::: GIVEN DATA

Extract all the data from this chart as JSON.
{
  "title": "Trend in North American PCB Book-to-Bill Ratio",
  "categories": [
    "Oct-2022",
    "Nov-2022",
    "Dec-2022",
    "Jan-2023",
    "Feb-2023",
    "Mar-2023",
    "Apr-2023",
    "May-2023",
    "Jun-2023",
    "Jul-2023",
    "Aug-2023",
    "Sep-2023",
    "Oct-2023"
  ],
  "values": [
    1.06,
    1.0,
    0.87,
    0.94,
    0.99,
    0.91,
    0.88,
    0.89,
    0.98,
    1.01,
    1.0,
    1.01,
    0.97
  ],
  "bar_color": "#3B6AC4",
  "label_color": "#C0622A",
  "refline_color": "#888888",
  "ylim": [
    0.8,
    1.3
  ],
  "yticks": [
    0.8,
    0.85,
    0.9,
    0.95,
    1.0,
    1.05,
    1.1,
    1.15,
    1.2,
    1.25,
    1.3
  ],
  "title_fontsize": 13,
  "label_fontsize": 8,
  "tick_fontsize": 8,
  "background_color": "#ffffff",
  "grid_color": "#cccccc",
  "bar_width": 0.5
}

::::::

**DIRECTIONS**
Extract each record, keeping it identical to the original.

**FINAL RESULT**
Extract all the data from this chart as JSON.
{
  "title": "Trend in North American PCB Book-to-Bill Ratio",
  "categories": [
    "Oct-2022",
    "Nov-2022",
    "Dec-2022",
    "Jan-2023",
    "Feb-2023",
    "Mar-2023",
    "Apr-2023",
    "May-2023",
    "Jun-2023",
    "Jul-2023",
    "Aug-2023",
    "Sep-2023",
    "Oct-2023"
  ],
  "values": [
    1.06,
    1.0,
    0.87,
    0.94,
    0.99,
    0.91,
    0.88,
    0.89,
    0.98,
    1.01,
    1.0,
    1.01,
    0.97
  ],
  "bar_color": "#3B6AC4",
  "label_color": "#C0622A",
  "refline_color": "#888888",
  "ylim": [
    0.8,
    1.3
  ],
  "yticks": [
    0.8,
    0.85,
    0.9,
    0.95,
    1.0,
    1.05,
    1.1,
    1.15,
    1.2,
    1.25,
    1.3
  ],
  "title_fontsize": 13,
  "label_fontsize": 8,
  "tick_fontsize": 8,
  "background_color": "#ffffff",
  "grid_color": "#cccccc",
  "bar_width": 0.5
}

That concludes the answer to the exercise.